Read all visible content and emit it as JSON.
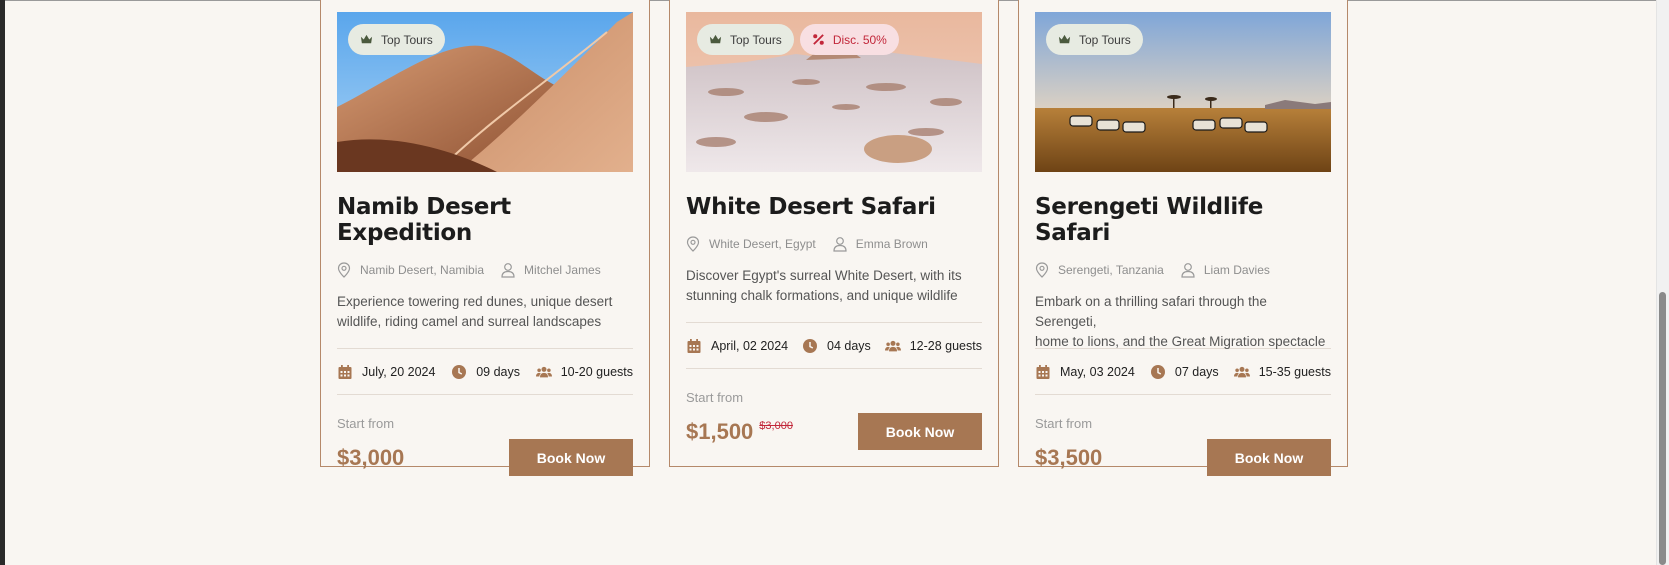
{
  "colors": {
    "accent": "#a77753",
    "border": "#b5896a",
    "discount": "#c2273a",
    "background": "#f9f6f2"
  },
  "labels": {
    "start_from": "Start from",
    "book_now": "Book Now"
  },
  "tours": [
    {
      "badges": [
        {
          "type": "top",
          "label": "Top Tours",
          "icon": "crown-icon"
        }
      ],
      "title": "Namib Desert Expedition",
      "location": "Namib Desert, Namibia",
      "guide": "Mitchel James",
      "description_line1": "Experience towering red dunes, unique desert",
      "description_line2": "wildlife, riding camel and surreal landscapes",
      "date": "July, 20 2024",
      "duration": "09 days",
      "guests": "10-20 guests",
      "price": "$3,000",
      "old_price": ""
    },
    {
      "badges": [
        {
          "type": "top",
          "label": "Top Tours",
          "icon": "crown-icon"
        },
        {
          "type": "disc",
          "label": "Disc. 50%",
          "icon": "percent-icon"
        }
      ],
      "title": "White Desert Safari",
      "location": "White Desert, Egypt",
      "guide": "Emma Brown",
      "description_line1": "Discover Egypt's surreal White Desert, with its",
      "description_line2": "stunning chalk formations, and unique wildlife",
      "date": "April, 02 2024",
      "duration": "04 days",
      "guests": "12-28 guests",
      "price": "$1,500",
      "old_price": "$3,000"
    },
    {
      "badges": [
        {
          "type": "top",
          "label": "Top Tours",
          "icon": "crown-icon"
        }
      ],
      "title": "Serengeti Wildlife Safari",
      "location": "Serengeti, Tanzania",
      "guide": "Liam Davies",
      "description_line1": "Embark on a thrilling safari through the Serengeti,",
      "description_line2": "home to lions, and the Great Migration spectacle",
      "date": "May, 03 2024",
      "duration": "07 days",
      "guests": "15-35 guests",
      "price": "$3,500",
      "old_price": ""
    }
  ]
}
=====
Using the entries above, find all lines with "Serengeti". Copy them.

**Answer below:**
      "title": "Serengeti Wildlife Safari",
      "location": "Serengeti, Tanzania",
      "description_line1": "Embark on a thrilling safari through the Serengeti,",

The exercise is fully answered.